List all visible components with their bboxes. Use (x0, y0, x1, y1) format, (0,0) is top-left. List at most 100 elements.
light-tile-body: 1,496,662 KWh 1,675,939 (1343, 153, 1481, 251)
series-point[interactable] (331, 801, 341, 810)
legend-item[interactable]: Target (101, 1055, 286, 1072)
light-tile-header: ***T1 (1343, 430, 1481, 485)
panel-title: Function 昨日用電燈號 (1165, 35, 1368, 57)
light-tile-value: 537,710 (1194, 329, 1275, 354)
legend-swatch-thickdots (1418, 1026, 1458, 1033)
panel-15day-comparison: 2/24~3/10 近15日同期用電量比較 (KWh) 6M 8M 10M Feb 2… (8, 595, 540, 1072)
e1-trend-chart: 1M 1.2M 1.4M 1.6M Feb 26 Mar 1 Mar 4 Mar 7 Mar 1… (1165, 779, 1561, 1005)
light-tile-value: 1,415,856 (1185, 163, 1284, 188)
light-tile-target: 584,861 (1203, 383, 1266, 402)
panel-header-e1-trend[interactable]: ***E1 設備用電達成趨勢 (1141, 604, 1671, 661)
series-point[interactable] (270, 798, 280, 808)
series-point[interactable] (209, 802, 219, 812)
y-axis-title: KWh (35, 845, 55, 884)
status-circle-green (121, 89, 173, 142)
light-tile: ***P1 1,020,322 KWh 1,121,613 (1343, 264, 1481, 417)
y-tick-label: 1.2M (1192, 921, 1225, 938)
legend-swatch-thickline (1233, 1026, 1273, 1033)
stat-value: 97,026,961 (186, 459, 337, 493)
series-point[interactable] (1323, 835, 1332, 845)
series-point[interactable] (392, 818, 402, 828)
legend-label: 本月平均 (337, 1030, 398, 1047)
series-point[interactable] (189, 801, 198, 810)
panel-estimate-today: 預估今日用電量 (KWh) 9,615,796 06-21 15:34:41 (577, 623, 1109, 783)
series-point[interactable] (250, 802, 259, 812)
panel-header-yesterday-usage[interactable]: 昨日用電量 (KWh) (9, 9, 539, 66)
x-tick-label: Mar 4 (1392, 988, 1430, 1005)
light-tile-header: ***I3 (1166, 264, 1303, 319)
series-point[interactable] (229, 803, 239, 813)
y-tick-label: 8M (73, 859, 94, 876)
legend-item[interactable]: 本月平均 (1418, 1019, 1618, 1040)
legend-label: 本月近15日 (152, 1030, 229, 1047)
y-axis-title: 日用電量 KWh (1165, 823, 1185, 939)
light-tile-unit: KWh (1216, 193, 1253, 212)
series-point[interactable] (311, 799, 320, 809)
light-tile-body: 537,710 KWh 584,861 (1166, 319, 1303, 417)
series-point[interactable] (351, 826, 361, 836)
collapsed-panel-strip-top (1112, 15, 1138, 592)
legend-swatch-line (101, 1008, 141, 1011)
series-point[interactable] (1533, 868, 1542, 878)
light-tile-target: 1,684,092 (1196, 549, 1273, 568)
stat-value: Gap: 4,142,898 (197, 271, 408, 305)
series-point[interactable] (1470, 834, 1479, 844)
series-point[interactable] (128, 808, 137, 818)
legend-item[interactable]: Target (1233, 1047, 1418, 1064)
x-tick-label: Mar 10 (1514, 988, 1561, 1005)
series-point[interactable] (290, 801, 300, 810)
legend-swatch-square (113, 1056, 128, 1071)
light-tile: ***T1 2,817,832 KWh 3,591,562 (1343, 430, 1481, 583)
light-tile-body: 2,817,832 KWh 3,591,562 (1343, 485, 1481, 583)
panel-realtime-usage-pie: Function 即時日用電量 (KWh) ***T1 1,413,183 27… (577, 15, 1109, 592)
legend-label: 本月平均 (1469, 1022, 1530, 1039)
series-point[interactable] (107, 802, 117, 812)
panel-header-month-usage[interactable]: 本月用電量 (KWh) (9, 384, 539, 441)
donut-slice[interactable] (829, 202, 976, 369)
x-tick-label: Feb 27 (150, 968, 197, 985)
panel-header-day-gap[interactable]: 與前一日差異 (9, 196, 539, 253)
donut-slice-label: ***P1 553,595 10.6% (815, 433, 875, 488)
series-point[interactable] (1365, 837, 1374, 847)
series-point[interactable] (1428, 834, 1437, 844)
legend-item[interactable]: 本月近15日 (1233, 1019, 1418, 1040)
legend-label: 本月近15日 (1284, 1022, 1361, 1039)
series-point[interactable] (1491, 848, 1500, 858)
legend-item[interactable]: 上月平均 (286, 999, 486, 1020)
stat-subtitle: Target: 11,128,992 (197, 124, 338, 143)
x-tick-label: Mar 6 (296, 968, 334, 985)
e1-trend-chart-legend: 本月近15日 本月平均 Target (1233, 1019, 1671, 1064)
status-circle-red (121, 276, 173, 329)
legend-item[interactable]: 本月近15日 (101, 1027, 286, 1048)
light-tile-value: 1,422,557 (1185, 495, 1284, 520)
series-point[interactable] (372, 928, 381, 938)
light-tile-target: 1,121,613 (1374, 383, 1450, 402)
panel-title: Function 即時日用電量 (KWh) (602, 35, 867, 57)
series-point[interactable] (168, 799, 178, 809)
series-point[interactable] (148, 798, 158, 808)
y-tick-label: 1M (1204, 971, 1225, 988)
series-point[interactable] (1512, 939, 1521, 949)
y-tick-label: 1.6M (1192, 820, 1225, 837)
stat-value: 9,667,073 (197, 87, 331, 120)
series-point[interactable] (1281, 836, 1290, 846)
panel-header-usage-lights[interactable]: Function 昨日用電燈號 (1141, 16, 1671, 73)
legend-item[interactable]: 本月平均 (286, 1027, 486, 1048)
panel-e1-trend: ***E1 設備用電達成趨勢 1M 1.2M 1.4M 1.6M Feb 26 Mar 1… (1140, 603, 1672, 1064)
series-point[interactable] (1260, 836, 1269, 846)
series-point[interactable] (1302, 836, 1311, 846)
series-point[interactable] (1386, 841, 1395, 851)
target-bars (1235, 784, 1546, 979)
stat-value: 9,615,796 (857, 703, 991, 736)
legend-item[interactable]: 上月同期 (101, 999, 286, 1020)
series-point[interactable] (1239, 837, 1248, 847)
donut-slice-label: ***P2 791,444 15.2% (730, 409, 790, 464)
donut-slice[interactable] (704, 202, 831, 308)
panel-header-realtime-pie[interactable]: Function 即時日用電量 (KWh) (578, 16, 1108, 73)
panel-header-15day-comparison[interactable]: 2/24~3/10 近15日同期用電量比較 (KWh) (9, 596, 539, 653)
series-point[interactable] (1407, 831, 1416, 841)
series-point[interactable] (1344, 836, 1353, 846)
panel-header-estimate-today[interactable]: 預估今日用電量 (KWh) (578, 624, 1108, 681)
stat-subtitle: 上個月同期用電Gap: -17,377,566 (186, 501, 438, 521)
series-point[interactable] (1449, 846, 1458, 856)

----

**GOAL**: Copy the records above line for line, exactly as they appear.

**OUTPUT FOR THIS TASK**:
List all visible components with their bboxes. Use (x0, y0, x1, y1) format, (0,0) is top-left. List at most 100 elements.
light-tile-body: 1,496,662 KWh 1,675,939 (1343, 153, 1481, 251)
series-point[interactable] (331, 801, 341, 810)
legend-item[interactable]: Target (101, 1055, 286, 1072)
light-tile-header: ***T1 (1343, 430, 1481, 485)
panel-title: Function 昨日用電燈號 (1165, 35, 1368, 57)
light-tile-value: 537,710 (1194, 329, 1275, 354)
legend-swatch-thickdots (1418, 1026, 1458, 1033)
panel-15day-comparison: 2/24~3/10 近15日同期用電量比較 (KWh) 6M 8M 10M Feb 2… (8, 595, 540, 1072)
e1-trend-chart: 1M 1.2M 1.4M 1.6M Feb 26 Mar 1 Mar 4 Mar 7 Mar 1… (1165, 779, 1561, 1005)
light-tile-value: 1,415,856 (1185, 163, 1284, 188)
light-tile-target: 584,861 (1203, 383, 1266, 402)
panel-header-e1-trend[interactable]: ***E1 設備用電達成趨勢 (1141, 604, 1671, 661)
series-point[interactable] (270, 798, 280, 808)
series-point[interactable] (209, 802, 219, 812)
y-axis-title: KWh (35, 845, 55, 884)
status-circle-green (121, 89, 173, 142)
light-tile: ***P1 1,020,322 KWh 1,121,613 (1343, 264, 1481, 417)
y-tick-label: 1.2M (1192, 921, 1225, 938)
legend-swatch-thickline (1233, 1026, 1273, 1033)
stat-value: 97,026,961 (186, 459, 337, 493)
series-point[interactable] (1323, 835, 1332, 845)
series-point[interactable] (392, 818, 402, 828)
legend-label: 本月平均 (337, 1030, 398, 1047)
series-point[interactable] (189, 801, 198, 810)
panel-estimate-today: 預估今日用電量 (KWh) 9,615,796 06-21 15:34:41 (577, 623, 1109, 783)
series-point[interactable] (250, 802, 259, 812)
panel-header-yesterday-usage[interactable]: 昨日用電量 (KWh) (9, 9, 539, 66)
x-tick-label: Mar 4 (1392, 988, 1430, 1005)
light-tile-header: ***I3 (1166, 264, 1303, 319)
series-point[interactable] (229, 803, 239, 813)
y-tick-label: 8M (73, 859, 94, 876)
legend-item[interactable]: 本月平均 (1418, 1019, 1618, 1040)
legend-label: 本月近15日 (152, 1030, 229, 1047)
y-axis-title: 日用電量 KWh (1165, 823, 1185, 939)
light-tile-unit: KWh (1216, 193, 1253, 212)
series-point[interactable] (311, 799, 320, 809)
light-tile-body: 537,710 KWh 584,861 (1166, 319, 1303, 417)
series-point[interactable] (351, 826, 361, 836)
collapsed-panel-strip-top (1112, 15, 1138, 592)
legend-swatch-line (101, 1008, 141, 1011)
series-point[interactable] (1533, 868, 1542, 878)
light-tile-target: 1,684,092 (1196, 549, 1273, 568)
stat-value: Gap: 4,142,898 (197, 271, 408, 305)
series-point[interactable] (1470, 834, 1479, 844)
series-point[interactable] (128, 808, 137, 818)
legend-item[interactable]: Target (1233, 1047, 1418, 1064)
x-tick-label: Mar 10 (1514, 988, 1561, 1005)
series-point[interactable] (290, 801, 300, 810)
legend-swatch-square (113, 1056, 128, 1071)
light-tile: ***T1 2,817,832 KWh 3,591,562 (1343, 430, 1481, 583)
light-tile-body: 2,817,832 KWh 3,591,562 (1343, 485, 1481, 583)
panel-realtime-usage-pie: Function 即時日用電量 (KWh) ***T1 1,413,183 27… (577, 15, 1109, 592)
legend-label: 本月平均 (1469, 1022, 1530, 1039)
series-point[interactable] (107, 802, 117, 812)
panel-header-month-usage[interactable]: 本月用電量 (KWh) (9, 384, 539, 441)
donut-slice[interactable] (829, 202, 976, 369)
x-tick-label: Feb 27 (150, 968, 197, 985)
panel-header-day-gap[interactable]: 與前一日差異 (9, 196, 539, 253)
donut-slice-label: ***P1 553,595 10.6% (815, 433, 875, 488)
series-point[interactable] (1365, 837, 1374, 847)
series-point[interactable] (1428, 834, 1437, 844)
legend-item[interactable]: 本月近15日 (1233, 1019, 1418, 1040)
legend-label: 本月近15日 (1284, 1022, 1361, 1039)
series-point[interactable] (1491, 848, 1500, 858)
legend-item[interactable]: 上月平均 (286, 999, 486, 1020)
stat-subtitle: Target: 11,128,992 (197, 124, 338, 143)
x-tick-label: Mar 6 (296, 968, 334, 985)
e1-trend-chart-legend: 本月近15日 本月平均 Target (1233, 1019, 1671, 1064)
status-circle-red (121, 276, 173, 329)
legend-item[interactable]: 本月近15日 (101, 1027, 286, 1048)
light-tile-value: 1,422,557 (1185, 495, 1284, 520)
series-point[interactable] (372, 928, 381, 938)
light-tile-target: 1,121,613 (1374, 383, 1450, 402)
panel-title: Function 即時日用電量 (KWh) (602, 35, 867, 57)
series-point[interactable] (168, 799, 178, 809)
series-point[interactable] (148, 798, 158, 808)
y-tick-label: 1M (1204, 971, 1225, 988)
series-point[interactable] (1512, 939, 1521, 949)
y-tick-label: 1.6M (1192, 820, 1225, 837)
stat-value: 9,667,073 (197, 87, 331, 120)
series-point[interactable] (1281, 836, 1290, 846)
panel-header-usage-lights[interactable]: Function 昨日用電燈號 (1141, 16, 1671, 73)
legend-item[interactable]: 本月平均 (286, 1027, 486, 1048)
panel-e1-trend: ***E1 設備用電達成趨勢 1M 1.2M 1.4M 1.6M Feb 26 Mar 1… (1140, 603, 1672, 1064)
series-point[interactable] (1260, 836, 1269, 846)
series-point[interactable] (1302, 836, 1311, 846)
series-point[interactable] (1386, 841, 1395, 851)
target-bars (1235, 784, 1546, 979)
stat-value: 9,615,796 (857, 703, 991, 736)
legend-item[interactable]: 上月同期 (101, 999, 286, 1020)
series-point[interactable] (1239, 837, 1248, 847)
donut-slice-label: ***P2 791,444 15.2% (730, 409, 790, 464)
donut-slice[interactable] (704, 202, 831, 308)
panel-header-realtime-pie[interactable]: Function 即時日用電量 (KWh) (578, 16, 1108, 73)
panel-header-15day-comparison[interactable]: 2/24~3/10 近15日同期用電量比較 (KWh) (9, 596, 539, 653)
series-point[interactable] (1407, 831, 1416, 841)
series-point[interactable] (1344, 836, 1353, 846)
panel-header-estimate-today[interactable]: 預估今日用電量 (KWh) (578, 624, 1108, 681)
stat-subtitle: 上個月同期用電Gap: -17,377,566 (186, 501, 438, 521)
series-point[interactable] (1449, 846, 1458, 856)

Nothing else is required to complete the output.